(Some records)
+++

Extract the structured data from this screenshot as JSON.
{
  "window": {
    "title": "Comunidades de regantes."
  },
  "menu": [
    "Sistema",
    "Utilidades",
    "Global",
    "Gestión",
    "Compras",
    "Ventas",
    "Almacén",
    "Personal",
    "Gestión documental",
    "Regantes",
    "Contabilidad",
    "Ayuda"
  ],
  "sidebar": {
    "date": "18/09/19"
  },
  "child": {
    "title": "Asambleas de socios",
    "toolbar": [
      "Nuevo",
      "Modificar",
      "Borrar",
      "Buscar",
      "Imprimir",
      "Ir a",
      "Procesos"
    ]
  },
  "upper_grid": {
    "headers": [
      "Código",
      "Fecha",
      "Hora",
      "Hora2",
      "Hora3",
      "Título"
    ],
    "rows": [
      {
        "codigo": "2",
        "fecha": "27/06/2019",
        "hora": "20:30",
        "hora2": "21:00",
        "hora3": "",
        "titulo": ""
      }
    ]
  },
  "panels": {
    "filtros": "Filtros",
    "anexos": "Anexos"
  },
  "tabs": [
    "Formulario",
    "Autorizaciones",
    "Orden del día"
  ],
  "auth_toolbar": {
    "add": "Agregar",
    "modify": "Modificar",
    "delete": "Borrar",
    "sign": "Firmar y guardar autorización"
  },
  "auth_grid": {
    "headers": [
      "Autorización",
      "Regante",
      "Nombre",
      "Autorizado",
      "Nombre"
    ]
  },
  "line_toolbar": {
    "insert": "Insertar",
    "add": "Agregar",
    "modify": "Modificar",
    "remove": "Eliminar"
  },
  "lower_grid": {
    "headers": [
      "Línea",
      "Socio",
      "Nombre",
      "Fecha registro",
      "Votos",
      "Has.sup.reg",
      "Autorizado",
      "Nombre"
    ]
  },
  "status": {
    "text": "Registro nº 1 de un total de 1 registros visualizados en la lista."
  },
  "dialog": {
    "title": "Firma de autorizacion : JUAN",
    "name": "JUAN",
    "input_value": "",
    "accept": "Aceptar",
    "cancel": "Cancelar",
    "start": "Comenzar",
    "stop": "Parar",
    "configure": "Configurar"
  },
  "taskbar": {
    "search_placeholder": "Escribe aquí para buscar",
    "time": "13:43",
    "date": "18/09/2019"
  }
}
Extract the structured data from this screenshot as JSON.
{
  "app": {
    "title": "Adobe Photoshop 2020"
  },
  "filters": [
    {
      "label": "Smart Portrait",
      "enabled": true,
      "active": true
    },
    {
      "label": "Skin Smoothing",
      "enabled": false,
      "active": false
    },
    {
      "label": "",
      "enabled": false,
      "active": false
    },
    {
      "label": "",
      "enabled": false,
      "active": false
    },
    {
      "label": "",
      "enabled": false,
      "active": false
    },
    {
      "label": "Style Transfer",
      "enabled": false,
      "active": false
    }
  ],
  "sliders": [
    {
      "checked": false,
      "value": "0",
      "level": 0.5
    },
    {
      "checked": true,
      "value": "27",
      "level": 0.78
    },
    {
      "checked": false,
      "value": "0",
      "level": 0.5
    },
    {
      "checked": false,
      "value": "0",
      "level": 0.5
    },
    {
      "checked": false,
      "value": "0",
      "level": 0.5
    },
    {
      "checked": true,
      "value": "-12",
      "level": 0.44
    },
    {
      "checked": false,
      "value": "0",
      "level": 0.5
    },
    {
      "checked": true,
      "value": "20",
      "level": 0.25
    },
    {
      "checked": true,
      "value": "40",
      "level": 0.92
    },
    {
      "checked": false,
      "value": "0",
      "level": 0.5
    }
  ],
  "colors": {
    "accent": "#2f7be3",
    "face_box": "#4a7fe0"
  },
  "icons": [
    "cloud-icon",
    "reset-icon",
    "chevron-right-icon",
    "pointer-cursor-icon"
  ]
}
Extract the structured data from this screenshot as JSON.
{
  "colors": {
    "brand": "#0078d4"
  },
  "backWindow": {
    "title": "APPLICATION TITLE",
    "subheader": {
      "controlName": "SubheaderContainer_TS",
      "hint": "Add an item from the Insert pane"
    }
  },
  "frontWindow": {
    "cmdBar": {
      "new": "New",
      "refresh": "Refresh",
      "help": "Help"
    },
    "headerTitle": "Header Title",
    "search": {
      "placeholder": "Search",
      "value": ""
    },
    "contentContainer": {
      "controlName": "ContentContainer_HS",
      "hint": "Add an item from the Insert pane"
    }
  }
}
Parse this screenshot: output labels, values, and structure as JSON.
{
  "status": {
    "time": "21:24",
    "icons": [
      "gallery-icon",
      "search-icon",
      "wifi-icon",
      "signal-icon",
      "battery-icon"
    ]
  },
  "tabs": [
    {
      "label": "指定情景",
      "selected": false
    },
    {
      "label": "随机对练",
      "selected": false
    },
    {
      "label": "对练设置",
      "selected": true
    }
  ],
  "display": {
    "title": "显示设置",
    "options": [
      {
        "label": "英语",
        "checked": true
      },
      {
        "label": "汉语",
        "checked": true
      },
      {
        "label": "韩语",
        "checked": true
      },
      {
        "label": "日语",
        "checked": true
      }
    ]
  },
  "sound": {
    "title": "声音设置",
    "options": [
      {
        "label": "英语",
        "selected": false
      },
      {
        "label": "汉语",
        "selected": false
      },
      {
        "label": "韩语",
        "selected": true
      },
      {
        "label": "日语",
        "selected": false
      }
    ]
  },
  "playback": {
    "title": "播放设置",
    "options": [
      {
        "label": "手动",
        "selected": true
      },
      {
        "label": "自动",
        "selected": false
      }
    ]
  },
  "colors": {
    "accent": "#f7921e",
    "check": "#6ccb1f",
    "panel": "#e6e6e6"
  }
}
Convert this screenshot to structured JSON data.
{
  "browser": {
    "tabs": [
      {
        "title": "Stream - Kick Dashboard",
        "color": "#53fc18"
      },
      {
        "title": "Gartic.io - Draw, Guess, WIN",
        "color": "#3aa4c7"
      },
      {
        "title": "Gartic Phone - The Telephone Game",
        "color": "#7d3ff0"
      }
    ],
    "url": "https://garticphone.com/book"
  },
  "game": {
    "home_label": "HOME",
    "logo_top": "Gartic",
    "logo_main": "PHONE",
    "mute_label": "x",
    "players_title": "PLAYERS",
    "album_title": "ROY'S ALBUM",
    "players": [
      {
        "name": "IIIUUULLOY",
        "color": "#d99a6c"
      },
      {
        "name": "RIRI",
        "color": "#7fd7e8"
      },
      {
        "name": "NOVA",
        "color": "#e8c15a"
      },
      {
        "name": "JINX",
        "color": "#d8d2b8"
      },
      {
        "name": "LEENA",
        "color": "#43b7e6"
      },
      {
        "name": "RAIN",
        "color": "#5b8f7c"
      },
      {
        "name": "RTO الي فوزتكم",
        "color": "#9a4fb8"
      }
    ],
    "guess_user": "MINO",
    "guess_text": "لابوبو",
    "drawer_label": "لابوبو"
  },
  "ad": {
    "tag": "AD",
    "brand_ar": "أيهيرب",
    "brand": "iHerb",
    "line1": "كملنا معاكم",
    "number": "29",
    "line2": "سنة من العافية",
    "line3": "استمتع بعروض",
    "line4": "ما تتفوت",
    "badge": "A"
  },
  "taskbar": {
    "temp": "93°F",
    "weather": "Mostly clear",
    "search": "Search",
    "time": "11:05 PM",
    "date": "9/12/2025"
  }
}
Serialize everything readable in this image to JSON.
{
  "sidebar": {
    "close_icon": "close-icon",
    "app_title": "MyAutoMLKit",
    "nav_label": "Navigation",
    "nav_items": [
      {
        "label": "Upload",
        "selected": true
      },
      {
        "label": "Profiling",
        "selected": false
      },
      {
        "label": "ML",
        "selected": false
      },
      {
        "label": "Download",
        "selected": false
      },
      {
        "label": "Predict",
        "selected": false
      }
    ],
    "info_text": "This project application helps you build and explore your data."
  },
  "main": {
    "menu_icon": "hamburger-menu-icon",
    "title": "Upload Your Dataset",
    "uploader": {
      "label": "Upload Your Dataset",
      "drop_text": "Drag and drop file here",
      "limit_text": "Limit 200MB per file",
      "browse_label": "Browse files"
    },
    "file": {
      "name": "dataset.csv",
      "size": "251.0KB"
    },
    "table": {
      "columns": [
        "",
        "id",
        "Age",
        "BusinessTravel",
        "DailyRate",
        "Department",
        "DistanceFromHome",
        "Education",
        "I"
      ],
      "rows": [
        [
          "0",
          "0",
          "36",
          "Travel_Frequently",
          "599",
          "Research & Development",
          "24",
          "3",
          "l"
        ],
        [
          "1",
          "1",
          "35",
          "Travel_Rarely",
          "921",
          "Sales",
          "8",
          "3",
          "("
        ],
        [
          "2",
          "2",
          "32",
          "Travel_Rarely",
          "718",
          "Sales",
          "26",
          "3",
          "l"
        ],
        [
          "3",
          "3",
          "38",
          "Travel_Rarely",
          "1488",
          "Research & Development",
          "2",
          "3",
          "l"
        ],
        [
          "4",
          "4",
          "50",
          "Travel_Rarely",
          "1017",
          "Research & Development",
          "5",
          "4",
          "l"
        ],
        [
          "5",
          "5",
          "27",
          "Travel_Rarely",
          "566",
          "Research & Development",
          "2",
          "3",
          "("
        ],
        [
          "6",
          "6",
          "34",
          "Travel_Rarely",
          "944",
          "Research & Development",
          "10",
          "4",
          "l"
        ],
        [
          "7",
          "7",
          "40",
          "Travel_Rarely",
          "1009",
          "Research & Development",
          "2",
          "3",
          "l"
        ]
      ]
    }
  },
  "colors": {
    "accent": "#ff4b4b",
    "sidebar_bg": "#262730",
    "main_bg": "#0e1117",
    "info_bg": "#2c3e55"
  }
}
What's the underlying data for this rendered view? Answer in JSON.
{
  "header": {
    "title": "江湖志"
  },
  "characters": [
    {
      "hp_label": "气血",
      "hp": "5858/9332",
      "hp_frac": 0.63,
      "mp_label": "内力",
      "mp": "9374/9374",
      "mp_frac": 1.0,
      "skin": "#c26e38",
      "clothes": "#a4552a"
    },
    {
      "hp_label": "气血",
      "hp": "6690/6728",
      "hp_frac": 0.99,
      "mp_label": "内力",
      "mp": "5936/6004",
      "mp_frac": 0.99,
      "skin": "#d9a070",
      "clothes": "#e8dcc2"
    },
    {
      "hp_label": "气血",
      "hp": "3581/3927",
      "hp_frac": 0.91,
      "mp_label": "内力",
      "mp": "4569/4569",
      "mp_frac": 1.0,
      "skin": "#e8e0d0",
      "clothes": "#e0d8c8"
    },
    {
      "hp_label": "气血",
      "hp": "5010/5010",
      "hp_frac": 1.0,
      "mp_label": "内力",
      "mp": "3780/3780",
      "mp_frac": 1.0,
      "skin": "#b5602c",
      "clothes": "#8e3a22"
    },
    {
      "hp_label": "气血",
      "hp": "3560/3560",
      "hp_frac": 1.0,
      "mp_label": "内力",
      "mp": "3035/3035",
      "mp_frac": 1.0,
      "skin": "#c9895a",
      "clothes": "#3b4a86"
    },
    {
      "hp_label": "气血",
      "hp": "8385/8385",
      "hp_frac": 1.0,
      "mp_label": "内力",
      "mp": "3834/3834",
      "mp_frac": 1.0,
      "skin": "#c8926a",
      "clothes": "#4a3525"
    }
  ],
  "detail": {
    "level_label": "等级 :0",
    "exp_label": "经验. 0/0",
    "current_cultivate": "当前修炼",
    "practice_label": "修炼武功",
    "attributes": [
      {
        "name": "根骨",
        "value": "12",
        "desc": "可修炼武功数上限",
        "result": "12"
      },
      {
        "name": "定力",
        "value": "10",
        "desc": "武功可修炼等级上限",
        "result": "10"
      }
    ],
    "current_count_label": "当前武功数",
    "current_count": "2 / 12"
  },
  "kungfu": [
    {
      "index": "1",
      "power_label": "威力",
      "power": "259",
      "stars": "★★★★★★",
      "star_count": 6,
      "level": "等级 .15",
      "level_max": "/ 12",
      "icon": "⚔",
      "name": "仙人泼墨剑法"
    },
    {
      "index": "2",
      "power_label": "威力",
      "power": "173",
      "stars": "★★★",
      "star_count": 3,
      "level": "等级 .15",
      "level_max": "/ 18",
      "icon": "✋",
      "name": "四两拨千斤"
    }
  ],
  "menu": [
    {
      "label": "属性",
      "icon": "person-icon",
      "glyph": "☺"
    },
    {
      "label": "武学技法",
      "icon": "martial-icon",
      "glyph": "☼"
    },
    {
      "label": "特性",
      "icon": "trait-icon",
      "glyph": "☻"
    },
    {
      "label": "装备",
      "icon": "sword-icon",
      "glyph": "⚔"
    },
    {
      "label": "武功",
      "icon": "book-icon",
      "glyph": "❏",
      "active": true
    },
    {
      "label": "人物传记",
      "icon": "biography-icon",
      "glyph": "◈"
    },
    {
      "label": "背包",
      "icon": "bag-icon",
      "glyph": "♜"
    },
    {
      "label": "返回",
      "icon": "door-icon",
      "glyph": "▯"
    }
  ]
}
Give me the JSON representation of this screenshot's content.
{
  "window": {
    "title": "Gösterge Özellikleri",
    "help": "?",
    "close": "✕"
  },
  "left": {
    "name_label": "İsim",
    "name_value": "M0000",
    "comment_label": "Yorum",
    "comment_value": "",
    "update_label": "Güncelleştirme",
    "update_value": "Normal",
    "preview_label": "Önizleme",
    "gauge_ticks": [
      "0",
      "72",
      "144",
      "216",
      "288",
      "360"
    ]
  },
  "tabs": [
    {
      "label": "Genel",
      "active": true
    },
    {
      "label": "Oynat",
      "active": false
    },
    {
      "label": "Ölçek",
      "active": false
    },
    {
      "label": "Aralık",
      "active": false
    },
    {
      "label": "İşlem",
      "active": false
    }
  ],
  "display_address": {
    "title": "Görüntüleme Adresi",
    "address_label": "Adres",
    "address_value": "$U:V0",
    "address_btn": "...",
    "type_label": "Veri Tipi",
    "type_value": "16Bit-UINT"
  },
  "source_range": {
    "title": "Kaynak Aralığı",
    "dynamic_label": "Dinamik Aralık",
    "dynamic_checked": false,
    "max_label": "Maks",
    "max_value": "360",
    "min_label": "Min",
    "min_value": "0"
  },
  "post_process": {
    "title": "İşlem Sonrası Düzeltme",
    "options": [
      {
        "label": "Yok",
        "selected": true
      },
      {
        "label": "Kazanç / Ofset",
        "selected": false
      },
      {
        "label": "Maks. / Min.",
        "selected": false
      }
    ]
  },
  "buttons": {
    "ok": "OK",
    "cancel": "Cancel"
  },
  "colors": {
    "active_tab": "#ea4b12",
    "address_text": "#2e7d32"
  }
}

+++

**STATED GOAL**
Count every line of the records that holds "accent". State the number, nothing else.

**CORRECT ANSWER**
3